**OBJECTIVE**: Output the material below in its entirety, exactly as given.

**Figure record extracts**:
--- Begin ---

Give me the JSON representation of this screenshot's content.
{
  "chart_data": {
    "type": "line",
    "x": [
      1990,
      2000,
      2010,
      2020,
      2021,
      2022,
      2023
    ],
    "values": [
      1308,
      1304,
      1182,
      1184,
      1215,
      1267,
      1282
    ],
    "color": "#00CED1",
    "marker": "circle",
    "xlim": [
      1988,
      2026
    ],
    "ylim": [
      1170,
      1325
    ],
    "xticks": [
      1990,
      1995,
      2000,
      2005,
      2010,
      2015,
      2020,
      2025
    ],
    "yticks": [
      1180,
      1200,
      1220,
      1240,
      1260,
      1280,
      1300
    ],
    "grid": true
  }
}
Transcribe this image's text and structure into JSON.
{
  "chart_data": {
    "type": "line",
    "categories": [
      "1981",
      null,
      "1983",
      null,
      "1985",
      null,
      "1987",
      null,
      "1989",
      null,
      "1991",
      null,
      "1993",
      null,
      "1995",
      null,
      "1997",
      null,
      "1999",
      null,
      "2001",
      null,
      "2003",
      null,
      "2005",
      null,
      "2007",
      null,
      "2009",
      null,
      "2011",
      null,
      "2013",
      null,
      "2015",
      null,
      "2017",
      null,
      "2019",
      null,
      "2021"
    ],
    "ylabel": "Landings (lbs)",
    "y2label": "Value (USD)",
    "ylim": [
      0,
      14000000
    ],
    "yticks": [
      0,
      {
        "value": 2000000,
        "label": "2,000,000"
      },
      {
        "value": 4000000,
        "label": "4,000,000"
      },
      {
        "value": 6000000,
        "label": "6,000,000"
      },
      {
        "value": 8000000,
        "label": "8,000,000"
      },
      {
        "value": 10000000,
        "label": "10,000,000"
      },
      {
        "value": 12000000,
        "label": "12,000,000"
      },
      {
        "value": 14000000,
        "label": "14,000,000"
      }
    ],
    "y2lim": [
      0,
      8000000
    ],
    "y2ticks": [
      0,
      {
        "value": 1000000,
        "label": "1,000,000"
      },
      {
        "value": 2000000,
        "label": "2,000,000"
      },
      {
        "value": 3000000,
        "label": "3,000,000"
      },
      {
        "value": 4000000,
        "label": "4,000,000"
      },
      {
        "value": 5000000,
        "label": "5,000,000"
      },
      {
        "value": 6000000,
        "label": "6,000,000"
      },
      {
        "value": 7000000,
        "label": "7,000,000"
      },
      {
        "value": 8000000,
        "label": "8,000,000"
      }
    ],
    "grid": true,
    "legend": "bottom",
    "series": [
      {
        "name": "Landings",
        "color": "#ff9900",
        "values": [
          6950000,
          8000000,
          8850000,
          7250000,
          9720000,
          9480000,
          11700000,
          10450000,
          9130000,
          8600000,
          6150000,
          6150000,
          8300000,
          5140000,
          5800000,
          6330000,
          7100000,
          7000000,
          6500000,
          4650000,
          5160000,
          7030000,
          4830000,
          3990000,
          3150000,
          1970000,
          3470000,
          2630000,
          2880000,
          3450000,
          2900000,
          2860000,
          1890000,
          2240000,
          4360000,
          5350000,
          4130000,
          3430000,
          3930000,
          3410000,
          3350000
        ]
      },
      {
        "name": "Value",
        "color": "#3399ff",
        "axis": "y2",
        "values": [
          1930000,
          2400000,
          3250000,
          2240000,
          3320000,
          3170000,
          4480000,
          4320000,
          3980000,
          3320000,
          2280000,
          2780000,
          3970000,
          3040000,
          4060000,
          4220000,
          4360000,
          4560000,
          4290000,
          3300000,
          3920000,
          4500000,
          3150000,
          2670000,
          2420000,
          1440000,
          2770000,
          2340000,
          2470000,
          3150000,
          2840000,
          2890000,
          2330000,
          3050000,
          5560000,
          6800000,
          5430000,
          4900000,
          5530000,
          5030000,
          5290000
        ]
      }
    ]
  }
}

--- End ---

**ANSWER TO THIS EXERCISE**:
Give me the JSON representation of this screenshot's content.
{
  "chart_data": {
    "type": "line",
    "x": [
      1990,
      2000,
      2010,
      2020,
      2021,
      2022,
      2023
    ],
    "values": [
      1308,
      1304,
      1182,
      1184,
      1215,
      1267,
      1282
    ],
    "color": "#00CED1",
    "marker": "circle",
    "xlim": [
      1988,
      2026
    ],
    "ylim": [
      1170,
      1325
    ],
    "xticks": [
      1990,
      1995,
      2000,
      2005,
      2010,
      2015,
      2020,
      2025
    ],
    "yticks": [
      1180,
      1200,
      1220,
      1240,
      1260,
      1280,
      1300
    ],
    "grid": true
  }
}
Transcribe this image's text and structure into JSON.
{
  "chart_data": {
    "type": "line",
    "categories": [
      "1981",
      null,
      "1983",
      null,
      "1985",
      null,
      "1987",
      null,
      "1989",
      null,
      "1991",
      null,
      "1993",
      null,
      "1995",
      null,
      "1997",
      null,
      "1999",
      null,
      "2001",
      null,
      "2003",
      null,
      "2005",
      null,
      "2007",
      null,
      "2009",
      null,
      "2011",
      null,
      "2013",
      null,
      "2015",
      null,
      "2017",
      null,
      "2019",
      null,
      "2021"
    ],
    "ylabel": "Landings (lbs)",
    "y2label": "Value (USD)",
    "ylim": [
      0,
      14000000
    ],
    "yticks": [
      0,
      {
        "value": 2000000,
        "label": "2,000,000"
      },
      {
        "value": 4000000,
        "label": "4,000,000"
      },
      {
        "value": 6000000,
        "label": "6,000,000"
      },
      {
        "value": 8000000,
        "label": "8,000,000"
      },
      {
        "value": 10000000,
        "label": "10,000,000"
      },
      {
        "value": 12000000,
        "label": "12,000,000"
      },
      {
        "value": 14000000,
        "label": "14,000,000"
      }
    ],
    "y2lim": [
      0,
      8000000
    ],
    "y2ticks": [
      0,
      {
        "value": 1000000,
        "label": "1,000,000"
      },
      {
        "value": 2000000,
        "label": "2,000,000"
      },
      {
        "value": 3000000,
        "label": "3,000,000"
      },
      {
        "value": 4000000,
        "label": "4,000,000"
      },
      {
        "value": 5000000,
        "label": "5,000,000"
      },
      {
        "value": 6000000,
        "label": "6,000,000"
      },
      {
        "value": 7000000,
        "label": "7,000,000"
      },
      {
        "value": 8000000,
        "label": "8,000,000"
      }
    ],
    "grid": true,
    "legend": "bottom",
    "series": [
      {
        "name": "Landings",
        "color": "#ff9900",
        "values": [
          6950000,
          8000000,
          8850000,
          7250000,
          9720000,
          9480000,
          11700000,
          10450000,
          9130000,
          8600000,
          6150000,
          6150000,
          8300000,
          5140000,
          5800000,
          6330000,
          7100000,
          7000000,
          6500000,
          4650000,
          5160000,
          7030000,
          4830000,
          3990000,
          3150000,
          1970000,
          3470000,
          2630000,
          2880000,
          3450000,
          2900000,
          2860000,
          1890000,
          2240000,
          4360000,
          5350000,
          4130000,
          3430000,
          3930000,
          3410000,
          3350000
        ]
      },
      {
        "name": "Value",
        "color": "#3399ff",
        "axis": "y2",
        "values": [
          1930000,
          2400000,
          3250000,
          2240000,
          3320000,
          3170000,
          4480000,
          4320000,
          3980000,
          3320000,
          2280000,
          2780000,
          3970000,
          3040000,
          4060000,
          4220000,
          4360000,
          4560000,
          4290000,
          3300000,
          3920000,
          4500000,
          3150000,
          2670000,
          2420000,
          1440000,
          2770000,
          2340000,
          2470000,
          3150000,
          2840000,
          2890000,
          2330000,
          3050000,
          5560000,
          6800000,
          5430000,
          4900000,
          5530000,
          5030000,
          5290000
        ]
      }
    ]
  }
}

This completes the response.